[Records from a data collection]
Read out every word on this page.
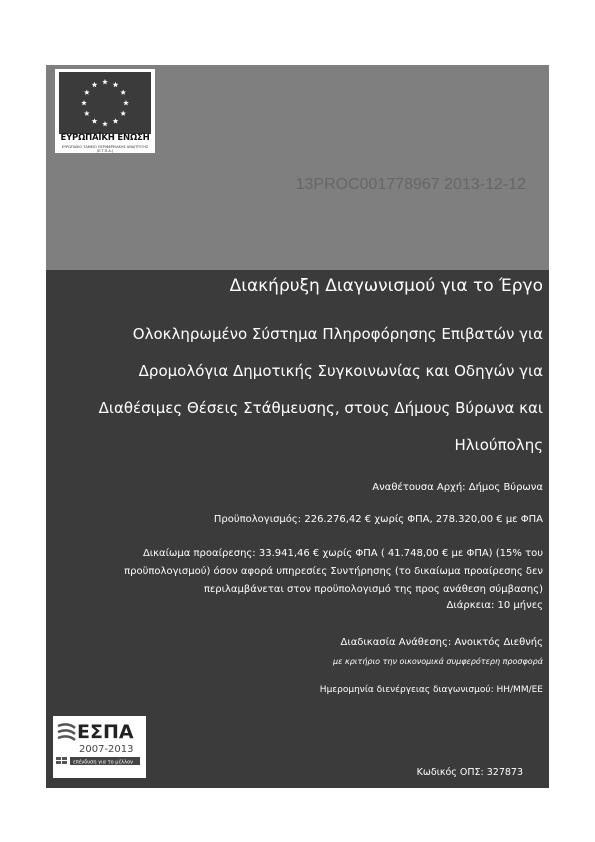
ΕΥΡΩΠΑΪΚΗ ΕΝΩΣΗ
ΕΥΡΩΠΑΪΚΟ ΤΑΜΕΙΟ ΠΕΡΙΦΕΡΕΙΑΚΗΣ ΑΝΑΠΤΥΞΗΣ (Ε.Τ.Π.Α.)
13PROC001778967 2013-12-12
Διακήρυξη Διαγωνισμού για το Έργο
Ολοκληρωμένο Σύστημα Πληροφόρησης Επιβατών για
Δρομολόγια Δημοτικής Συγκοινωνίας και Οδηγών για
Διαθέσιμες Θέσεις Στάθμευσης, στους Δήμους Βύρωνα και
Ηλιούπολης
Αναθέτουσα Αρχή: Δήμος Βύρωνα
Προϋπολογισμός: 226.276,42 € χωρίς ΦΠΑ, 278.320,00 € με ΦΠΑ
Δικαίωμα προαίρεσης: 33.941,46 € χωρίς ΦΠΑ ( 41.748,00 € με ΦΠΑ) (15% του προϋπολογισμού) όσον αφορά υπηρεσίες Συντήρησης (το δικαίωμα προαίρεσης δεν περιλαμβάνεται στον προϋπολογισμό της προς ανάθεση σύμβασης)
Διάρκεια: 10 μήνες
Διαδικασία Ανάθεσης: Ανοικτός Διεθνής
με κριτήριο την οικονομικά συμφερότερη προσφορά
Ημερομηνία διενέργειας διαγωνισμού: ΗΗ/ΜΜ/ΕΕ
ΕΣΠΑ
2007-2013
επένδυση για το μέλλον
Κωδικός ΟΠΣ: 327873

» **WHAT TO PRODUCE**
The records above are to be restated exactly, without their pictures.

» **SOLUTION FOR THIS EXERCISE**
Read out every word on this page.
ΕΥΡΩΠΑΪΚΗ ΕΝΩΣΗ
ΕΥΡΩΠΑΪΚΟ ΤΑΜΕΙΟ ΠΕΡΙΦΕΡΕΙΑΚΗΣ ΑΝΑΠΤΥΞΗΣ (Ε.Τ.Π.Α.)
13PROC001778967 2013-12-12
Διακήρυξη Διαγωνισμού για το Έργο
Ολοκληρωμένο Σύστημα Πληροφόρησης Επιβατών για
Δρομολόγια Δημοτικής Συγκοινωνίας και Οδηγών για
Διαθέσιμες Θέσεις Στάθμευσης, στους Δήμους Βύρωνα και
Ηλιούπολης
Αναθέτουσα Αρχή: Δήμος Βύρωνα
Προϋπολογισμός: 226.276,42 € χωρίς ΦΠΑ, 278.320,00 € με ΦΠΑ
Δικαίωμα προαίρεσης: 33.941,46 € χωρίς ΦΠΑ ( 41.748,00 € με ΦΠΑ) (15% του προϋπολογισμού) όσον αφορά υπηρεσίες Συντήρησης (το δικαίωμα προαίρεσης δεν περιλαμβάνεται στον προϋπολογισμό της προς ανάθεση σύμβασης)
Διάρκεια: 10 μήνες
Διαδικασία Ανάθεσης: Ανοικτός Διεθνής
με κριτήριο την οικονομικά συμφερότερη προσφορά
Ημερομηνία διενέργειας διαγωνισμού: ΗΗ/ΜΜ/ΕΕ
ΕΣΠΑ
2007-2013
επένδυση για το μέλλον
Κωδικός ΟΠΣ: 327873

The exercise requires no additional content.